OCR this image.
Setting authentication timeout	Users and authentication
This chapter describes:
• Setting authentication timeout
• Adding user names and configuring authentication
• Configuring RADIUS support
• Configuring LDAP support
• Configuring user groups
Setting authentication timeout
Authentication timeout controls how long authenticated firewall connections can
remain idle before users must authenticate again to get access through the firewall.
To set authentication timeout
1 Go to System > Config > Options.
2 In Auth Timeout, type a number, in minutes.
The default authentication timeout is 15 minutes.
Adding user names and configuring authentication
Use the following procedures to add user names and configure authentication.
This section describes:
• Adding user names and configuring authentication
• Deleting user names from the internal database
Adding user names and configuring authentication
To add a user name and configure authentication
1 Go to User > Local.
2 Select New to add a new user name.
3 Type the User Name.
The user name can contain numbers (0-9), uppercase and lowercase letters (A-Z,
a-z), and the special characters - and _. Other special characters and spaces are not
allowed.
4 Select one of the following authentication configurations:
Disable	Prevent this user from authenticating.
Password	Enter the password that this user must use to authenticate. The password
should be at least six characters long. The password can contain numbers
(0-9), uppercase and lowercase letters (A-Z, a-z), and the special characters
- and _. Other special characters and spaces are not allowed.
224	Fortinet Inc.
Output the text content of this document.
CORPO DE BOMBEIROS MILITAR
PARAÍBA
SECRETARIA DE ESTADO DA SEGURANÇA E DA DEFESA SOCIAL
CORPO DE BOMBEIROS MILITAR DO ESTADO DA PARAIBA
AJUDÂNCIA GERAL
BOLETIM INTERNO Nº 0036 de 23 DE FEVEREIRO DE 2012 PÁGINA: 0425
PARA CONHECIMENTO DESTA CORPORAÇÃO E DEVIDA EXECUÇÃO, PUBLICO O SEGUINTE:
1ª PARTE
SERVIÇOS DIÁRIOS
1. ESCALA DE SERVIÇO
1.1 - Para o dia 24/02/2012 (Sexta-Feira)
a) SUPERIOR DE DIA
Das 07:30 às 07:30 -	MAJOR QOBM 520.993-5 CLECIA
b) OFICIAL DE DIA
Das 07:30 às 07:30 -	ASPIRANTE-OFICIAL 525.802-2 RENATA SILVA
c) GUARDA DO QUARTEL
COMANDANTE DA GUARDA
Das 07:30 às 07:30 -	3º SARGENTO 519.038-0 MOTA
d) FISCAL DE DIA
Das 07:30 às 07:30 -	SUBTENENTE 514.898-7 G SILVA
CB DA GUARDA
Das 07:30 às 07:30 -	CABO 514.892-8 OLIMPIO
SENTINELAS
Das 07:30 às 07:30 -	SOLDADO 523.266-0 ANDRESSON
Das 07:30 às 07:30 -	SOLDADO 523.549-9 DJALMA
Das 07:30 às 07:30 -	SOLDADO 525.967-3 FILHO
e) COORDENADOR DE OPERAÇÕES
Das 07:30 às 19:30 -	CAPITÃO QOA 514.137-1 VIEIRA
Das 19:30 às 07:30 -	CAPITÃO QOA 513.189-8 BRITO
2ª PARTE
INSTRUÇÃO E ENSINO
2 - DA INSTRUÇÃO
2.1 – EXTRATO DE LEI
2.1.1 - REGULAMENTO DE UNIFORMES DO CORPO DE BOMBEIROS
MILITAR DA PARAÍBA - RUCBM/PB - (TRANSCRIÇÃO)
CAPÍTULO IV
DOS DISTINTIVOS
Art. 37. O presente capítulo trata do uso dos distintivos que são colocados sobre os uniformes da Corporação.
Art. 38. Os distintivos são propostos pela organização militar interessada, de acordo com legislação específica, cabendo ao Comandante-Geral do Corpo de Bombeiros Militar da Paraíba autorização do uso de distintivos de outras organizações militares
◇ ◇ ◇ ◇ ◇
REQUIREMENT – Identify every line above that includes the word "from", and show those lines.

WRITTEN RESPONSE –
• Deleting user names from the internal database
Disable	Prevent this user from authenticating.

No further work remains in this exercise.